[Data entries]
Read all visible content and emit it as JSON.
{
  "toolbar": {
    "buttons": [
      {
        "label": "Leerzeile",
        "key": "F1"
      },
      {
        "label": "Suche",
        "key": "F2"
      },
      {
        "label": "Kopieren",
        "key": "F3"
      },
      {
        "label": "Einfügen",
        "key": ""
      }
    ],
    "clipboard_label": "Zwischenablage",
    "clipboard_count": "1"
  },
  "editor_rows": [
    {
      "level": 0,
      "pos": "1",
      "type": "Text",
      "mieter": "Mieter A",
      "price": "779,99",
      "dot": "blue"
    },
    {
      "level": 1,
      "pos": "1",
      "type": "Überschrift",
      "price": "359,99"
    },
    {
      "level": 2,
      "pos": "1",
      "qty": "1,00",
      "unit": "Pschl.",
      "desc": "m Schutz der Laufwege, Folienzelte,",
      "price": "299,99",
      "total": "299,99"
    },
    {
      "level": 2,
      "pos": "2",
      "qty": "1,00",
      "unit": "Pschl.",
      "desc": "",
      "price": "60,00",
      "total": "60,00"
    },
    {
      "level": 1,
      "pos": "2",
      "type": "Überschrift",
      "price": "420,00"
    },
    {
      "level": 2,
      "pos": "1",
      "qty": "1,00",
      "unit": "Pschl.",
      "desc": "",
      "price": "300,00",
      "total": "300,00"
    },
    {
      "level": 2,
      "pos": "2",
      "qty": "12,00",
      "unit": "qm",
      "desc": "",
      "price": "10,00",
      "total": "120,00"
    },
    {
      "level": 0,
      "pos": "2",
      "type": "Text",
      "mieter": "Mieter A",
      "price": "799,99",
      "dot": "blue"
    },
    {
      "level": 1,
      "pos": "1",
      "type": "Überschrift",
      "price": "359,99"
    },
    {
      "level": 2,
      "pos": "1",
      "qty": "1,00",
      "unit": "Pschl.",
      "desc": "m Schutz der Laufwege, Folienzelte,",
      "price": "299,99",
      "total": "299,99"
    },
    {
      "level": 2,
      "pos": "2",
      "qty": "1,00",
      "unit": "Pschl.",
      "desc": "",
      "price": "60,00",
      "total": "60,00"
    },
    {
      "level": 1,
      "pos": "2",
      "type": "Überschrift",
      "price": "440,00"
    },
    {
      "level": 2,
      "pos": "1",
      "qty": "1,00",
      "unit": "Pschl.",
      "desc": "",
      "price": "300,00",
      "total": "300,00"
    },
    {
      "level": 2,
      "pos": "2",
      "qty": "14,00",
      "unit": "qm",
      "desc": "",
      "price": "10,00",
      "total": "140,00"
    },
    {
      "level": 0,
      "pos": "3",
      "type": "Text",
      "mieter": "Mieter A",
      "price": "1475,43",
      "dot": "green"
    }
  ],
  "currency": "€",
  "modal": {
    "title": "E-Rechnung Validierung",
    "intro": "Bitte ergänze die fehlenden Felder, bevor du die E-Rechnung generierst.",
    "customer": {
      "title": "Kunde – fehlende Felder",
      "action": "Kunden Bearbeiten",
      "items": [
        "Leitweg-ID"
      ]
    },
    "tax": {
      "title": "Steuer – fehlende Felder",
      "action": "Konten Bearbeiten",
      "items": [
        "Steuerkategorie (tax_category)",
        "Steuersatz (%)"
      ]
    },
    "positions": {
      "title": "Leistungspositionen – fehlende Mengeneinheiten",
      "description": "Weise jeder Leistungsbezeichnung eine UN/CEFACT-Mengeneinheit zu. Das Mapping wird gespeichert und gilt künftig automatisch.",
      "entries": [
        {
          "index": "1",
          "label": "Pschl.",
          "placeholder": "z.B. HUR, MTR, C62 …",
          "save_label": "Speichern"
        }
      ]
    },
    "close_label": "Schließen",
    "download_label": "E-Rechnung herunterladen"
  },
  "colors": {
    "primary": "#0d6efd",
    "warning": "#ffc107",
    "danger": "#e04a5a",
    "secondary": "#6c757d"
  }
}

◆ **Task instructions**
Show every line from the entries above in which the word "action" appears.

◆ **Solved problem**
      "action": "Kunden Bearbeiten",
      "action": "Konten Bearbeiten",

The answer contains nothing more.